Brief -> Please pull out every line that includes the string "name".

Provided data ->
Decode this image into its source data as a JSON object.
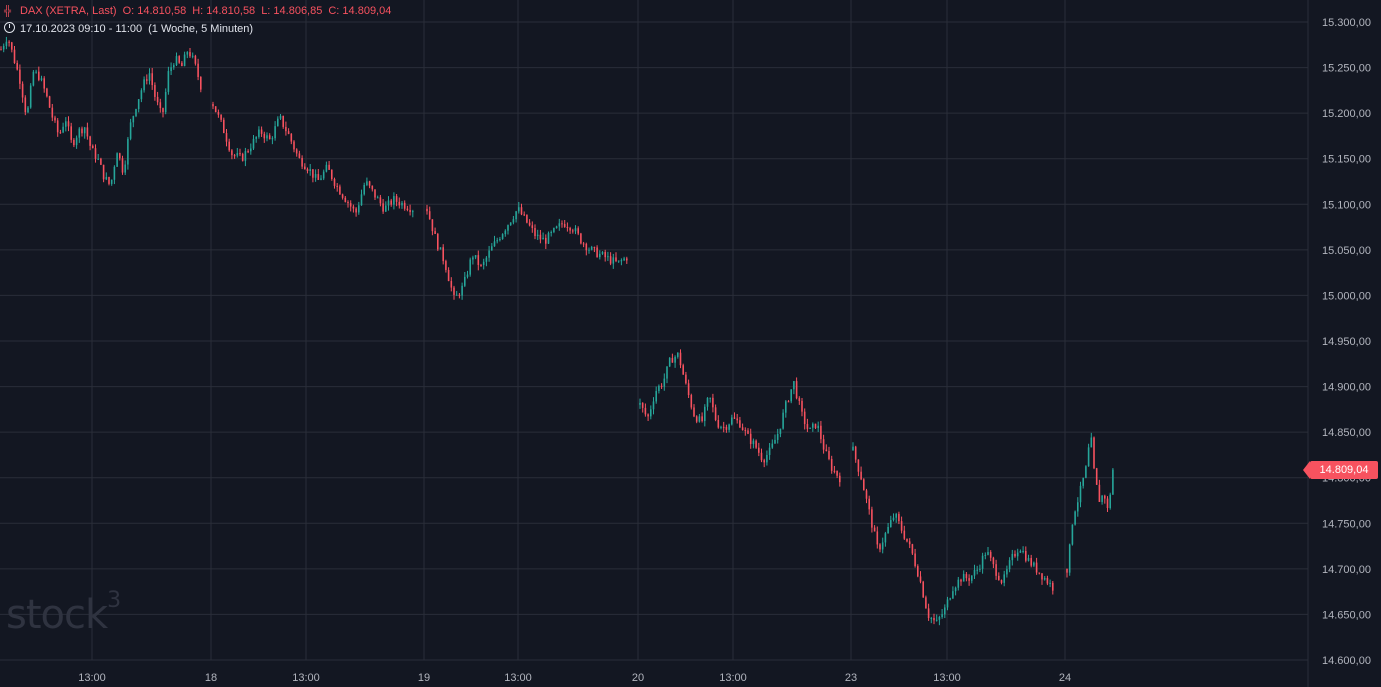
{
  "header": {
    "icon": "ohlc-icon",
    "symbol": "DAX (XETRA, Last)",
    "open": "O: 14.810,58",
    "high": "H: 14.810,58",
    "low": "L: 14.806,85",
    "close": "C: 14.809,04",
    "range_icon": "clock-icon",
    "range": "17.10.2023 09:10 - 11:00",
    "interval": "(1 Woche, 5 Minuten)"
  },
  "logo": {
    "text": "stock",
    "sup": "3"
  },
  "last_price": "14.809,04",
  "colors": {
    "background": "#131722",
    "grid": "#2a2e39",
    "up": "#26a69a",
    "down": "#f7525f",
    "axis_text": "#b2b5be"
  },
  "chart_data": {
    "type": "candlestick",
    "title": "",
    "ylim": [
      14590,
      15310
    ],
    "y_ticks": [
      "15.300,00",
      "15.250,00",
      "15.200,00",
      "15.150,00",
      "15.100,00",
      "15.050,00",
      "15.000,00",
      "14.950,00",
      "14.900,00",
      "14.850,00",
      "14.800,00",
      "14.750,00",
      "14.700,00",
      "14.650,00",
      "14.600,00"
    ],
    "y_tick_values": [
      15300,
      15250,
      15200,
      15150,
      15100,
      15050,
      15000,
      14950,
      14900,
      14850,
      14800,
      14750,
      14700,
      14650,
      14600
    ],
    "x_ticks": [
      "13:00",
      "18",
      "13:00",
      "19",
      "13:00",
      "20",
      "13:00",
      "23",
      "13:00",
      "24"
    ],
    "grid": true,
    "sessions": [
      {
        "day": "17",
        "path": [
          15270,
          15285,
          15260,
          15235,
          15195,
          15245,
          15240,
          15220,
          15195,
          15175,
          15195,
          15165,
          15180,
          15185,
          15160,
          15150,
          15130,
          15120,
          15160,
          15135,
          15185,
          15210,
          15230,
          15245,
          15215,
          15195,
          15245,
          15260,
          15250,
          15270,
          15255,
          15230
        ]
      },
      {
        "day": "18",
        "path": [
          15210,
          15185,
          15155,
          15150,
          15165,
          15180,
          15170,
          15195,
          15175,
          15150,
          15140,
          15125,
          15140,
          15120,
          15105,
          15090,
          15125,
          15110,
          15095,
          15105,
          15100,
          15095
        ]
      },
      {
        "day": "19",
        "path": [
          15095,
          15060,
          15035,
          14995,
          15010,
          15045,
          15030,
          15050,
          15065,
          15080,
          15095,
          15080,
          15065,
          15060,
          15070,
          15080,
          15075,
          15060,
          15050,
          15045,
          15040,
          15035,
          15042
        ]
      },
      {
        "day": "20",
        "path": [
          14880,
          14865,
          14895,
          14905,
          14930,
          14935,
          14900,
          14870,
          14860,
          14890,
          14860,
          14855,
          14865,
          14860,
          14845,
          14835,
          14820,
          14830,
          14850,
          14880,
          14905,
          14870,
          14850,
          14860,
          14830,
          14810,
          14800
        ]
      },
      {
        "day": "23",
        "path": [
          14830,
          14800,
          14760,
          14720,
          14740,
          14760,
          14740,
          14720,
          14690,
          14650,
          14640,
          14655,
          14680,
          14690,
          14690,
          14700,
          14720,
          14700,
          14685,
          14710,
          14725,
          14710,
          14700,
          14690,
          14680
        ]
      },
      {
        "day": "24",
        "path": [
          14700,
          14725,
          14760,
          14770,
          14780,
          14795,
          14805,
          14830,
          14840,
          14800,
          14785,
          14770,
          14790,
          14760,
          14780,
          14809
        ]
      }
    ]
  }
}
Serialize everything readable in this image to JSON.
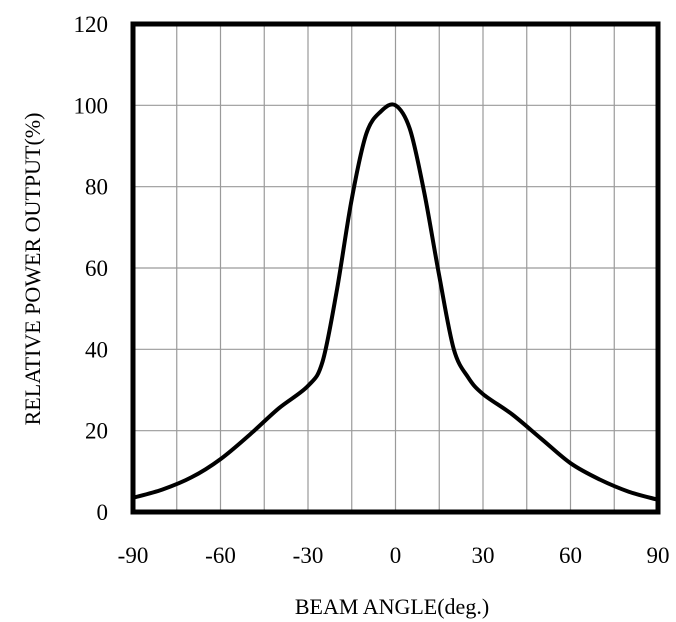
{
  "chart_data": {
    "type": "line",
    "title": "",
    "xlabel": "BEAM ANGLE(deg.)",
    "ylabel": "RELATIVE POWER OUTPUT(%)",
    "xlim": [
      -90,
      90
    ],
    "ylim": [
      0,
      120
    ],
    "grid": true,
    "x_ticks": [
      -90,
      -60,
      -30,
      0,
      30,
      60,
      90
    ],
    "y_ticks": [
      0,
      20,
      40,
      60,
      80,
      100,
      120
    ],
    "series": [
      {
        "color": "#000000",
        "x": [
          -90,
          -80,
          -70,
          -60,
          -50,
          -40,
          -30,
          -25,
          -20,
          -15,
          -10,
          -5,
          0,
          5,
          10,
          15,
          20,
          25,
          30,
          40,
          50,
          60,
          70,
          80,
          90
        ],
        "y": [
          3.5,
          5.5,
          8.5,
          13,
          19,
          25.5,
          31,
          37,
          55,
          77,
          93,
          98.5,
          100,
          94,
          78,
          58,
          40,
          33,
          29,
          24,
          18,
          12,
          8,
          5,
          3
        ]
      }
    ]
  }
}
* * *
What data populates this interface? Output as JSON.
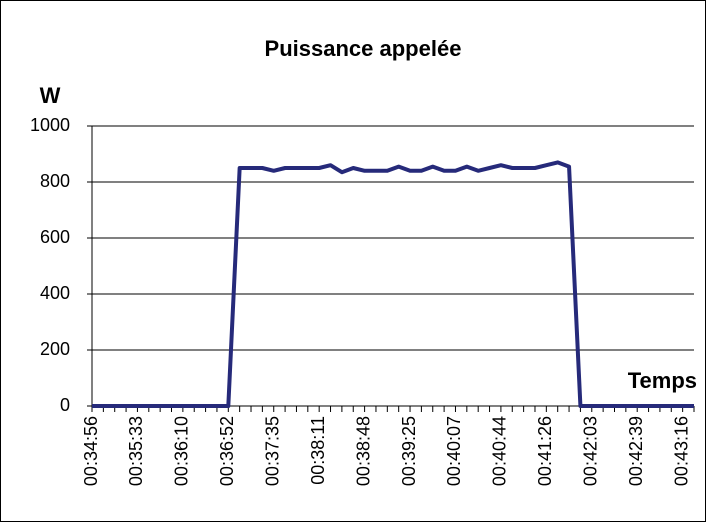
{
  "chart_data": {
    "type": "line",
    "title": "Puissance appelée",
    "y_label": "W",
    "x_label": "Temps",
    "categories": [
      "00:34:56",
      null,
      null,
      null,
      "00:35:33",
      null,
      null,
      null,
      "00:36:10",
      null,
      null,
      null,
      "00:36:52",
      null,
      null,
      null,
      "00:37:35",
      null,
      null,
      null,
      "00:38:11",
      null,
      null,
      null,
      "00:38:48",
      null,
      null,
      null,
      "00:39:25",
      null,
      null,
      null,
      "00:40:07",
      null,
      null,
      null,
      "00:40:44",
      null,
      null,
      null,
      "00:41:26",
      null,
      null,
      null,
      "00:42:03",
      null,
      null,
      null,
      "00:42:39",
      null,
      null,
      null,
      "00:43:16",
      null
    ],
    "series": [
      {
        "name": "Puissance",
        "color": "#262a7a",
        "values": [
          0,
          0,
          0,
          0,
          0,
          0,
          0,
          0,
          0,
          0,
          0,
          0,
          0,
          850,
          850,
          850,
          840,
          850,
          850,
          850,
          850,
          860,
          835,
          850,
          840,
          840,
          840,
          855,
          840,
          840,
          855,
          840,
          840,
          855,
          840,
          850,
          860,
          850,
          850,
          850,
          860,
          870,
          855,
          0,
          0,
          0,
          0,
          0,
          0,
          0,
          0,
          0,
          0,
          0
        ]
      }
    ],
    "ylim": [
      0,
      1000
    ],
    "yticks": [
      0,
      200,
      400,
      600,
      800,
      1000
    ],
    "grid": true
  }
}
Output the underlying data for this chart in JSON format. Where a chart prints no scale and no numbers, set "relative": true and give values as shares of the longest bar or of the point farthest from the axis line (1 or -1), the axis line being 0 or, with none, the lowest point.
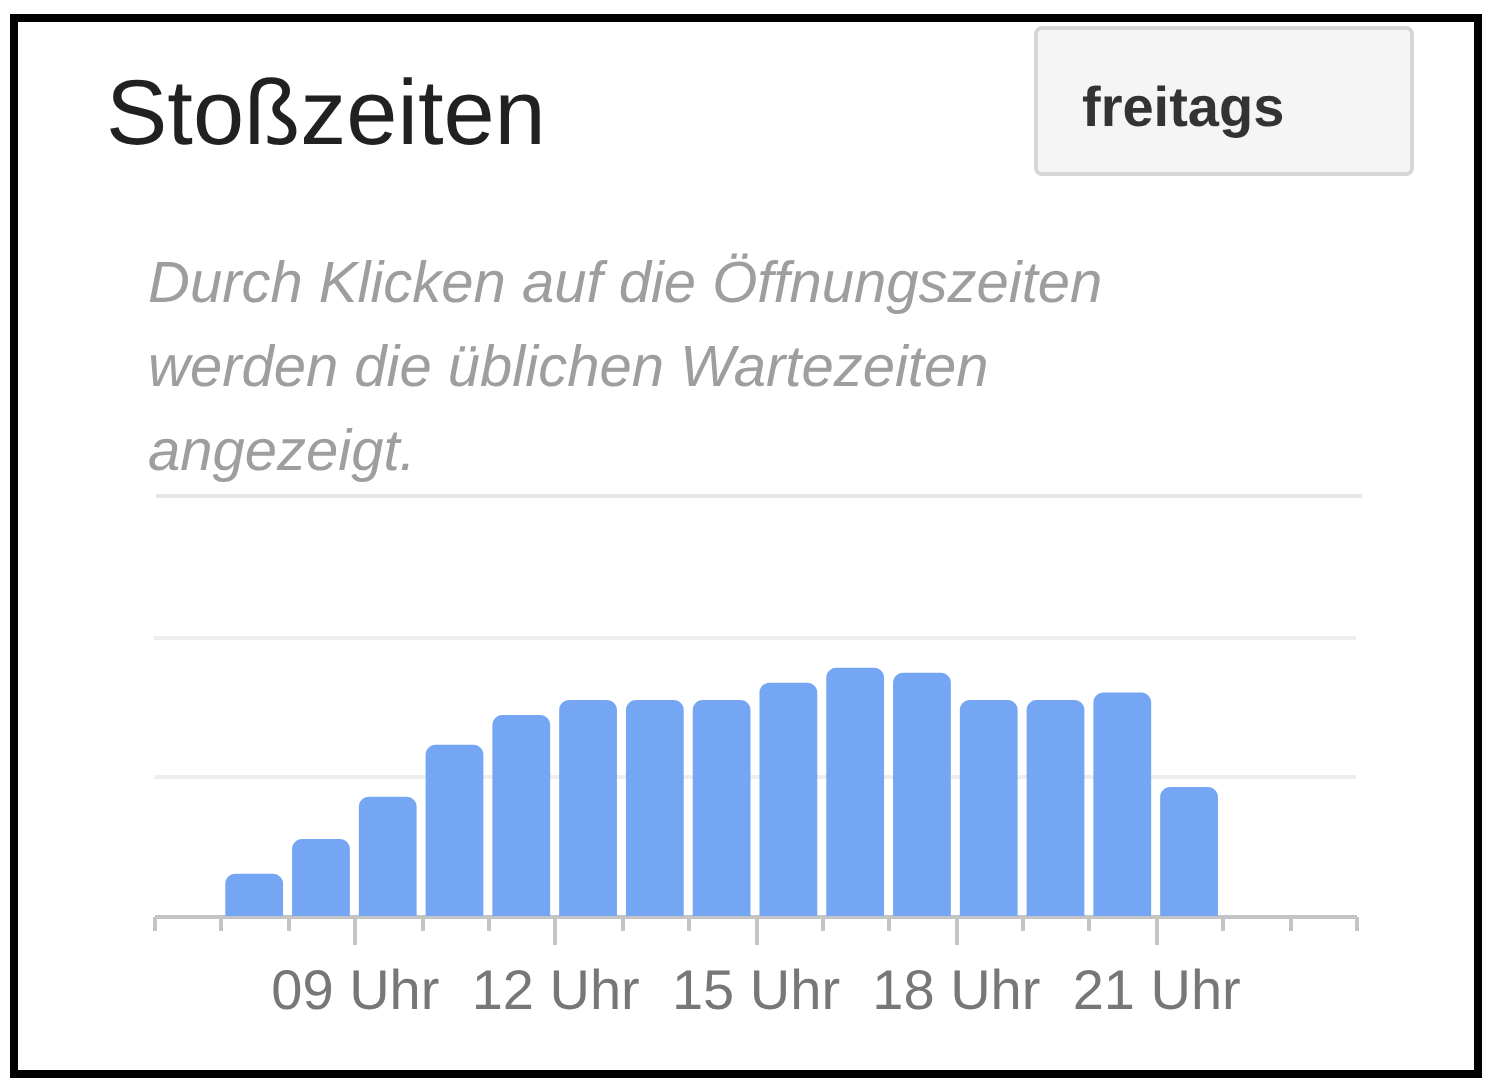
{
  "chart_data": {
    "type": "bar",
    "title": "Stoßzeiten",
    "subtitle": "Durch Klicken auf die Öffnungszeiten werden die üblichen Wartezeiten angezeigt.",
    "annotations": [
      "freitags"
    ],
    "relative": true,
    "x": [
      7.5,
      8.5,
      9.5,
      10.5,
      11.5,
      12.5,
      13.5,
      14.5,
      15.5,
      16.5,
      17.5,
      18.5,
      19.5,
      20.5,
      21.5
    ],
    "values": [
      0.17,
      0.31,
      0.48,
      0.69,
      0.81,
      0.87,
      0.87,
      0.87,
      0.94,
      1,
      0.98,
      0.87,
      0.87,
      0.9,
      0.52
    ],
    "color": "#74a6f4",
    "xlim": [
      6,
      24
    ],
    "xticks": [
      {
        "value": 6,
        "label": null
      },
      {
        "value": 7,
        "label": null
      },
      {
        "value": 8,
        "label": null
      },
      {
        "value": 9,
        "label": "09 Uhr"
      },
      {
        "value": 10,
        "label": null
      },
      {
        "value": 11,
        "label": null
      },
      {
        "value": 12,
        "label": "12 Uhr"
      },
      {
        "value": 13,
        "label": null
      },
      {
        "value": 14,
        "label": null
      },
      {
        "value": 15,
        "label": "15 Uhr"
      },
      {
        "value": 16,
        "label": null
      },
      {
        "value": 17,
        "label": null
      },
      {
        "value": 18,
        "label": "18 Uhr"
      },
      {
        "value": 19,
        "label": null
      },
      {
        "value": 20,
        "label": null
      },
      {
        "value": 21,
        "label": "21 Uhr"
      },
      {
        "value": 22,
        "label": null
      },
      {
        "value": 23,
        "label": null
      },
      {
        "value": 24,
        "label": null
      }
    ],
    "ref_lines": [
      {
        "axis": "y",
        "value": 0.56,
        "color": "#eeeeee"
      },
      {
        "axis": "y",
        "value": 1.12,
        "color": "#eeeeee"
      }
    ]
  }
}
---
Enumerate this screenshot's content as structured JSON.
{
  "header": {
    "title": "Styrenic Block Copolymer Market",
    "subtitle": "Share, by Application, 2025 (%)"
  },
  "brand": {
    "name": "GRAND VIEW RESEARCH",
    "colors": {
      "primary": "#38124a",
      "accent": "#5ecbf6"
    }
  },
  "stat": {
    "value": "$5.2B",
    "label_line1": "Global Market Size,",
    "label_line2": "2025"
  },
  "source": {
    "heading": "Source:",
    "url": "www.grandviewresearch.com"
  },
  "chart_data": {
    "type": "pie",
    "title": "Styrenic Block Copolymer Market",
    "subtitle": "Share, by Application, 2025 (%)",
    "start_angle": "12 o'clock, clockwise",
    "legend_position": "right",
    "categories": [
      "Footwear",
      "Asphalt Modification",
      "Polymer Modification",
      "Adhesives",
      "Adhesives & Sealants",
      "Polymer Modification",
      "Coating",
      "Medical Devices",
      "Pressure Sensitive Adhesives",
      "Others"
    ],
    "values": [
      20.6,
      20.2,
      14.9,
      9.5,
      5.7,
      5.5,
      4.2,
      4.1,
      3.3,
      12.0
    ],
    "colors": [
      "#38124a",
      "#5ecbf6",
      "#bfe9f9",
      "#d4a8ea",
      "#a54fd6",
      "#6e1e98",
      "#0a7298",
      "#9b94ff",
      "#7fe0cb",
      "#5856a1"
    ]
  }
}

Response below ->
        "name": "Puissance",
    "name": "GRAND VIEW RESEARCH",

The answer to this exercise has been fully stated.